Problem to solve: Find the lines that contain the word "PLOVER" and copy each one.

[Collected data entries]
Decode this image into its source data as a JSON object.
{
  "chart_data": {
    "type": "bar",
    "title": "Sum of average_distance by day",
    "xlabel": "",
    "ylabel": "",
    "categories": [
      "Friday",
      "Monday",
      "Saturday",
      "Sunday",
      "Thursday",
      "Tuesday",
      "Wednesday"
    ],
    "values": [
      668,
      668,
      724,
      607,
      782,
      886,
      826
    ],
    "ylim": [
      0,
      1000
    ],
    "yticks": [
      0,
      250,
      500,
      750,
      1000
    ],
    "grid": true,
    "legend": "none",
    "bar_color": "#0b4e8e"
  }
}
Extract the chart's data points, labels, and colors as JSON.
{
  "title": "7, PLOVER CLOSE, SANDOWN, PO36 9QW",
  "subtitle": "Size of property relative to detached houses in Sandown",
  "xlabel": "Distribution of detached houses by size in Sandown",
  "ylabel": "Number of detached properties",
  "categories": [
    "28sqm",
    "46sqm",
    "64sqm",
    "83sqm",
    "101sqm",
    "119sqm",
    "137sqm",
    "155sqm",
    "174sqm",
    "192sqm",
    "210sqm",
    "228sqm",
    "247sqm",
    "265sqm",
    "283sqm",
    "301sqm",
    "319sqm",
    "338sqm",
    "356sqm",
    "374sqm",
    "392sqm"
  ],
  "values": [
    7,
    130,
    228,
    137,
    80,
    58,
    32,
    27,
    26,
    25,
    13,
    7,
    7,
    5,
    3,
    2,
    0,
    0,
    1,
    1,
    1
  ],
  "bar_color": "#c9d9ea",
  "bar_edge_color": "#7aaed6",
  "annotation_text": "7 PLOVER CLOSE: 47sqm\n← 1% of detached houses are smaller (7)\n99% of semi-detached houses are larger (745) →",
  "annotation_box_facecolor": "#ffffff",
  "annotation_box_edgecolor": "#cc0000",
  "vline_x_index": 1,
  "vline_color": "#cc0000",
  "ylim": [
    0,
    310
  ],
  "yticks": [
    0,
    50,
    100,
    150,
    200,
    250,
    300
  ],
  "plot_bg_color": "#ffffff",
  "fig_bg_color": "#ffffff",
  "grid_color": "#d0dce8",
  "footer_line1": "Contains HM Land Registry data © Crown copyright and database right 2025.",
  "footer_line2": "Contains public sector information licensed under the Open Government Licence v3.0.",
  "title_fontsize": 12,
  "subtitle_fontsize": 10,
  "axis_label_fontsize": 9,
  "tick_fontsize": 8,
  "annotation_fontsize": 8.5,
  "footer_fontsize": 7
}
==
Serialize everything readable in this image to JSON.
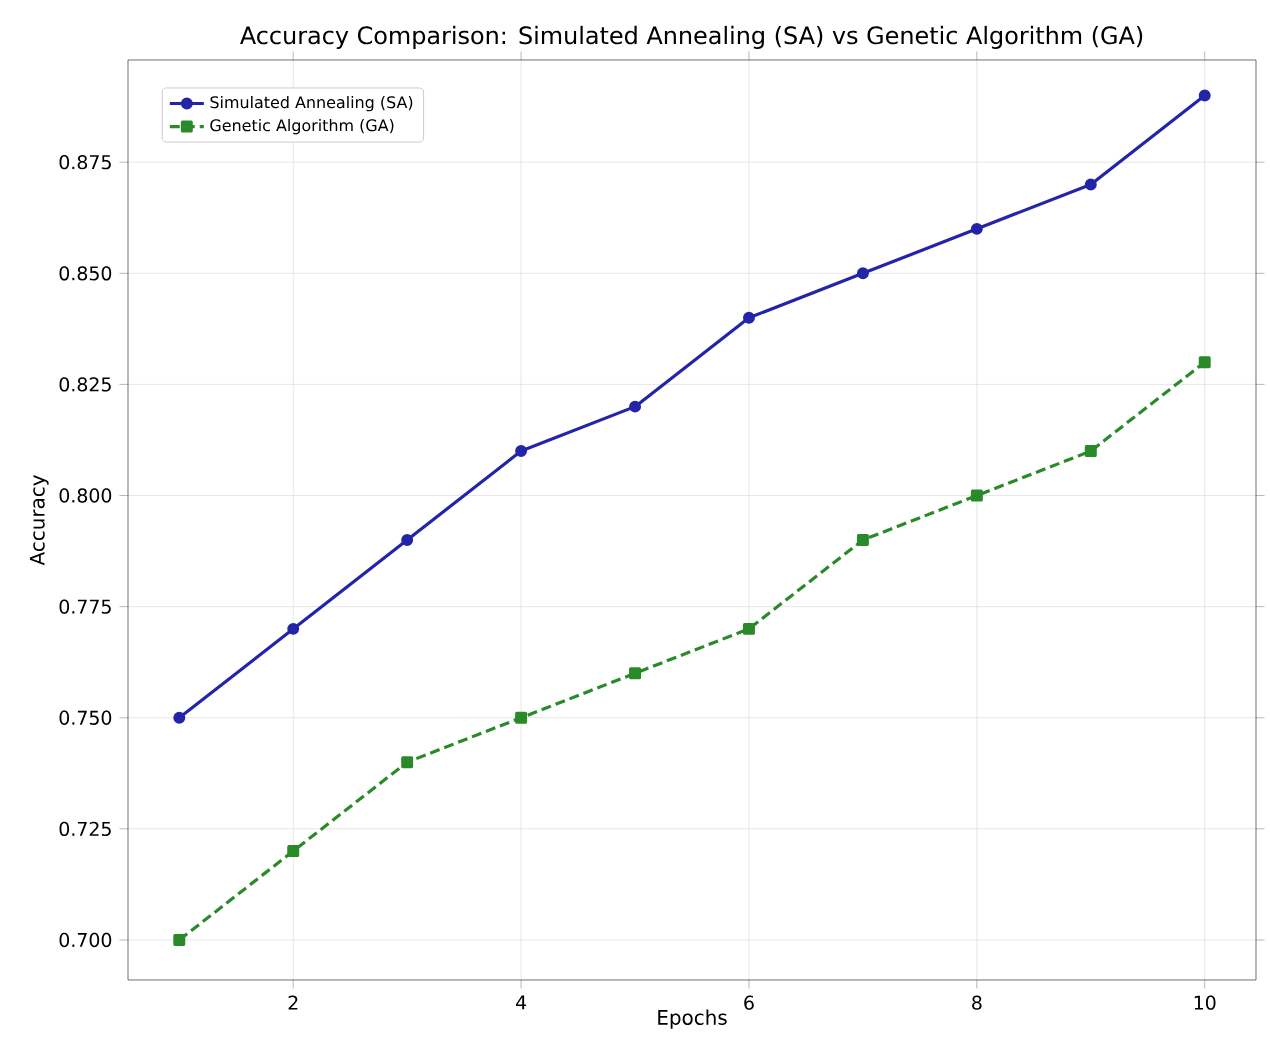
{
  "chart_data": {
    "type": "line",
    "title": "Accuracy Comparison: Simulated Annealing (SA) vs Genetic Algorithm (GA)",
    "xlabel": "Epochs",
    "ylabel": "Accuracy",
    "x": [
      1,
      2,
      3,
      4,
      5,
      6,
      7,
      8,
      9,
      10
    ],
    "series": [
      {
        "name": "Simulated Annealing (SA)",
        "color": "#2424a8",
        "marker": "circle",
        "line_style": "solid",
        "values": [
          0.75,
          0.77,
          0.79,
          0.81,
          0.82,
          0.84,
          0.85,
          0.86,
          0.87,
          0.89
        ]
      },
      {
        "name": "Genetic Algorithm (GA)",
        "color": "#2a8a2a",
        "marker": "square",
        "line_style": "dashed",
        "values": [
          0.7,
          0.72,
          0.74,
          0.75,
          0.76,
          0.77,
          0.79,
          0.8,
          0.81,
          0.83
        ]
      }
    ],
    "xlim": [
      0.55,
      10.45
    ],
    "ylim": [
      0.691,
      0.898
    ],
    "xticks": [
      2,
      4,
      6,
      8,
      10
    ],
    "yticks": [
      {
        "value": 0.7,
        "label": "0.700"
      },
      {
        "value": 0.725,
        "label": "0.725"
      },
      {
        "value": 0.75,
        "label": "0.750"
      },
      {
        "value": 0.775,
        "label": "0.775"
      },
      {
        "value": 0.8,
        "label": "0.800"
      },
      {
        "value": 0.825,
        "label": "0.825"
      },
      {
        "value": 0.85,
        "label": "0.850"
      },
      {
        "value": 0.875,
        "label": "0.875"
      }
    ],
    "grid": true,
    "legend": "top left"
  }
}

Task output:
  "title": "7, PLOVER CLOSE, SANDOWN, PO36 9QW",
  "annotation_text": "7 PLOVER CLOSE: 47sqm\n← 1% of detached houses are smaller (7)\n99% of semi-detached houses are larger (745) →",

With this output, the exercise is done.